[Figure record extracts]
------------------------------------------------------------

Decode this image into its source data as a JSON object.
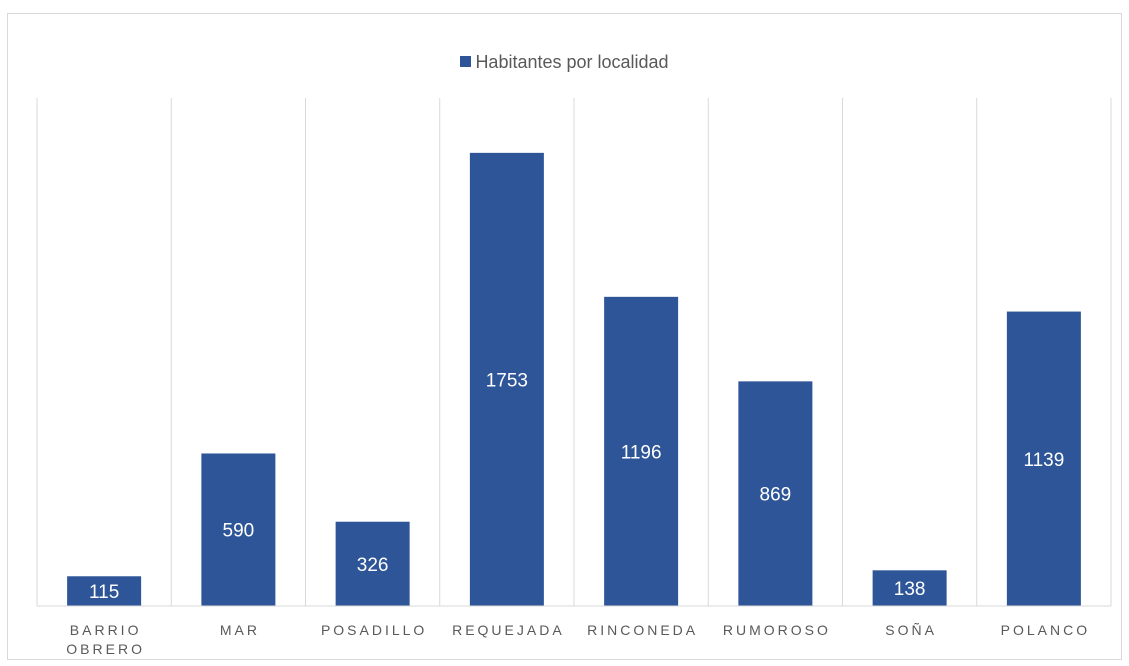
{
  "chart_data": {
    "type": "bar",
    "categories": [
      [
        "BARRIO",
        "OBRERO"
      ],
      [
        "MAR"
      ],
      [
        "POSADILLO"
      ],
      [
        "REQUEJADA"
      ],
      [
        "RINCONEDA"
      ],
      [
        "RUMOROSO"
      ],
      [
        "SOÑA"
      ],
      [
        "POLANCO"
      ]
    ],
    "series": [
      {
        "name": "Habitantes por localidad",
        "values": [
          115,
          590,
          326,
          1753,
          1196,
          869,
          138,
          1139
        ]
      }
    ],
    "data_labels": [
      "115",
      "590",
      "326",
      "1753",
      "1196",
      "869",
      "138",
      "1139"
    ],
    "ylim": [
      0,
      2000
    ],
    "legend_position": "top",
    "vertical_gridlines": true,
    "horizontal_gridlines": false
  },
  "colors": {
    "bar": "#2e5597",
    "gridline": "#d9d9d9",
    "axis_text": "#595959",
    "data_label": "#ffffff"
  }
}
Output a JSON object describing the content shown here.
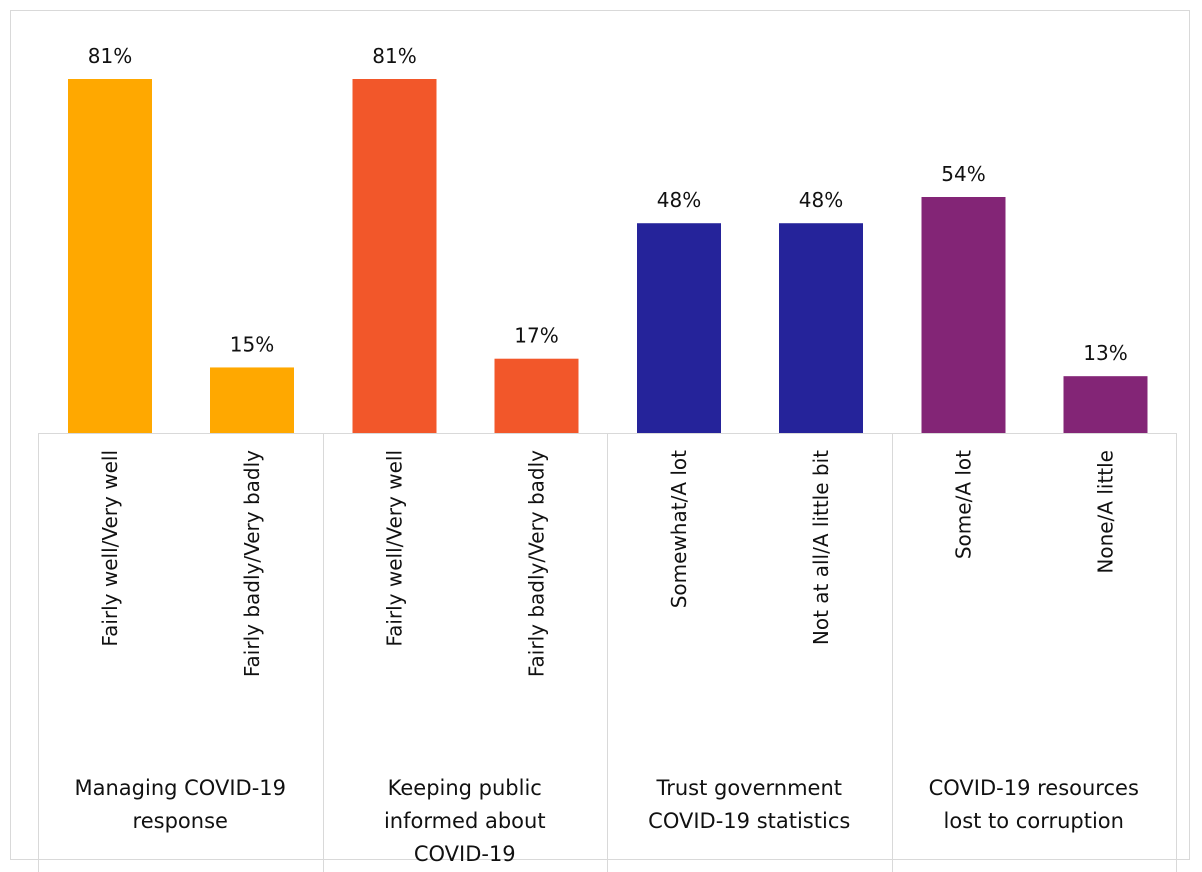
{
  "chart_data": {
    "type": "bar",
    "ylim": [
      0,
      100
    ],
    "grid": false,
    "legend": "none",
    "groups": [
      {
        "label_lines": [
          "Managing COVID-19",
          "response"
        ],
        "color": "#FFA800",
        "bars": [
          {
            "category": "Fairly well/Very well",
            "value": 81,
            "label": "81%"
          },
          {
            "category": "Fairly badly/Very badly",
            "value": 15,
            "label": "15%"
          }
        ]
      },
      {
        "label_lines": [
          "Keeping public",
          "informed about",
          "COVID-19"
        ],
        "color": "#F2572A",
        "bars": [
          {
            "category": "Fairly well/Very well",
            "value": 81,
            "label": "81%"
          },
          {
            "category": "Fairly badly/Very badly",
            "value": 17,
            "label": "17%"
          }
        ]
      },
      {
        "label_lines": [
          "Trust government",
          "COVID-19 statistics"
        ],
        "color": "#25239A",
        "bars": [
          {
            "category": "Somewhat/A lot",
            "value": 48,
            "label": "48%"
          },
          {
            "category": "Not at all/A little bit",
            "value": 48,
            "label": "48%"
          }
        ]
      },
      {
        "label_lines": [
          "COVID-19 resources",
          "lost to corruption"
        ],
        "color": "#832576",
        "bars": [
          {
            "category": "Some/A lot",
            "value": 54,
            "label": "54%"
          },
          {
            "category": "None/A little",
            "value": 13,
            "label": "13%"
          }
        ]
      }
    ]
  }
}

------------------------------------------------------------

The task >>
Repeat the material verbatim. Do not carry over any picture.

Task answer >>
Decode this image into its source data as a JSON object.
{
  "chart_data": {
    "type": "bar",
    "categories": [
      [
        "BARRIO",
        "OBRERO"
      ],
      [
        "MAR"
      ],
      [
        "POSADILLO"
      ],
      [
        "REQUEJADA"
      ],
      [
        "RINCONEDA"
      ],
      [
        "RUMOROSO"
      ],
      [
        "SOÑA"
      ],
      [
        "POLANCO"
      ]
    ],
    "series": [
      {
        "name": "Habitantes por localidad",
        "values": [
          115,
          590,
          326,
          1753,
          1196,
          869,
          138,
          1139
        ]
      }
    ],
    "data_labels": [
      "115",
      "590",
      "326",
      "1753",
      "1196",
      "869",
      "138",
      "1139"
    ],
    "ylim": [
      0,
      2000
    ],
    "legend_position": "top",
    "vertical_gridlines": true,
    "horizontal_gridlines": false
  },
  "colors": {
    "bar": "#2e5597",
    "gridline": "#d9d9d9",
    "axis_text": "#595959",
    "data_label": "#ffffff"
  }
}
Output a JSON object describing the content shown here.
{
  "chart_data": {
    "type": "bar",
    "ylim": [
      0,
      100
    ],
    "grid": false,
    "legend": "none",
    "groups": [
      {
        "label_lines": [
          "Managing COVID-19",
          "response"
        ],
        "color": "#FFA800",
        "bars": [
          {
            "category": "Fairly well/Very well",
            "value": 81,
            "label": "81%"
          },
          {
            "category": "Fairly badly/Very badly",
            "value": 15,
            "label": "15%"
          }
        ]
      },
      {
        "label_lines": [
          "Keeping public",
          "informed about",
          "COVID-19"
        ],
        "color": "#F2572A",
        "bars": [
          {
            "category": "Fairly well/Very well",
            "value": 81,
            "label": "81%"
          },
          {
            "category": "Fairly badly/Very badly",
            "value": 17,
            "label": "17%"
          }
        ]
      },
      {
        "label_lines": [
          "Trust government",
          "COVID-19 statistics"
        ],
        "color": "#25239A",
        "bars": [
          {
            "category": "Somewhat/A lot",
            "value": 48,
            "label": "48%"
          },
          {
            "category": "Not at all/A little bit",
            "value": 48,
            "label": "48%"
          }
        ]
      },
      {
        "label_lines": [
          "COVID-19 resources",
          "lost to corruption"
        ],
        "color": "#832576",
        "bars": [
          {
            "category": "Some/A lot",
            "value": 54,
            "label": "54%"
          },
          {
            "category": "None/A little",
            "value": 13,
            "label": "13%"
          }
        ]
      }
    ]
  }
}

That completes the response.